QUOTED PASSAGE =>
.....

The reserve price for the auction was set at Rs 3.01 per unit.

Hours before the bid, Goyal had also tweeted, "In the past 3 years, the government had achieved a record low on the cost of clean energy; moving towards providing 24x7 affordable Power for All."

Phelan Energy Group of South Africa quoted Rs 2.62 per kWh to build 50 mw. Avaada Power too quoted the same tariff for developing the capacity of 100 mw whereas SBG Cleantech bid just a paise more at Rs 2.63 per unit for another 100 mw capacity. There were a total of 27 bids on Tuesday during the reverse auction conducted by Solar Energy Corporation of India (SECI).

The previous low was reached last month at Rs 3.15 per kWh for 250 mw for the Kadapa Solar Park in Andhra Pradesh. The winning bid was made by Solairedirect Energy India.

Prior to this, tariff had fallen in February at an auction by Madhya Pradesh's Rewa Solar Park at Rs 2.97 per kWh for 750 mw in the first year, followed by price escalation of 5 paise per year for 15 years. The levelised tariff stood at Rs 3.30 per unit.

.....

SUPPLIED MATERIAL =>
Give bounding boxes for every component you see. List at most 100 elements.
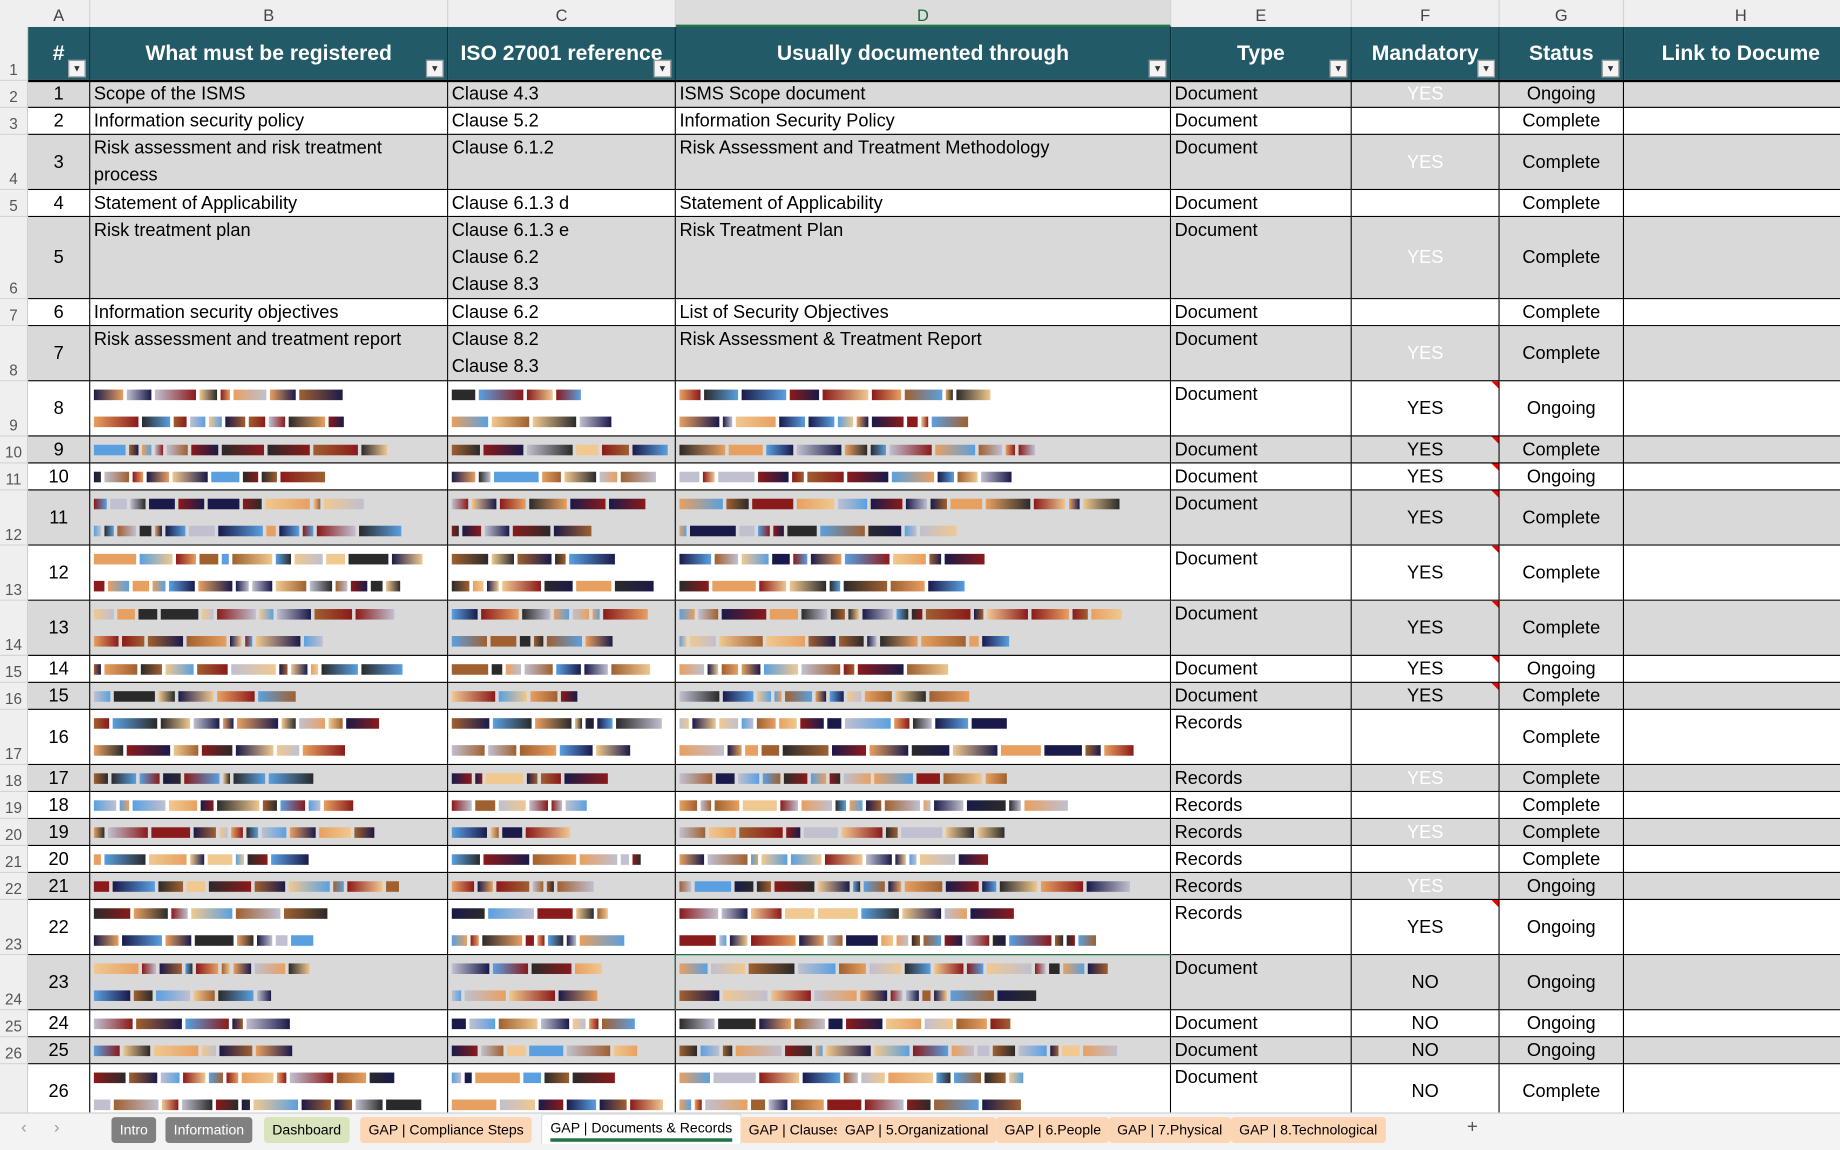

.....

OBJECTIVES =>
1. Reproduce the part of the solar auction report that opens with the words containing "The reserve price" and closes with "of India (SECI).".
2. Answer these questions using the solar auction report.
(a) What reserve price was set for the auction?
(b) Which organization conducted the reverse auction on Tuesday?
(c) What was the levelised tariff at the Rewa Solar Park auction?
The data shown here was taken from a different source than the solar auction report.

ANSWERS GIVEN =>
1.
The reserve price for the auction was set at Rs 3.01 per unit.

Hours before the bid, Goyal had also tweeted, "In the past 3 years, the government had achieved a record low on the cost of clean energy; moving towards providing 24x7 affordable Power for All."

Phelan Energy Group of South Africa quoted Rs 2.62 per kWh to build 50 mw. Avaada Power too quoted the same tariff for developing the capacity of 100 mw whereas SBG Cleantech bid just a paise more at Rs 2.63 per unit for another 100 mw capacity. There were a total of 27 bids on Tuesday during the reverse auction conducted by Solar Energy Corporation of India (SECI).

2.
(a) Rs 3.01 per unit
(b) Solar Energy Corporation of India (SECI)
(c) Rs 3.30 per unit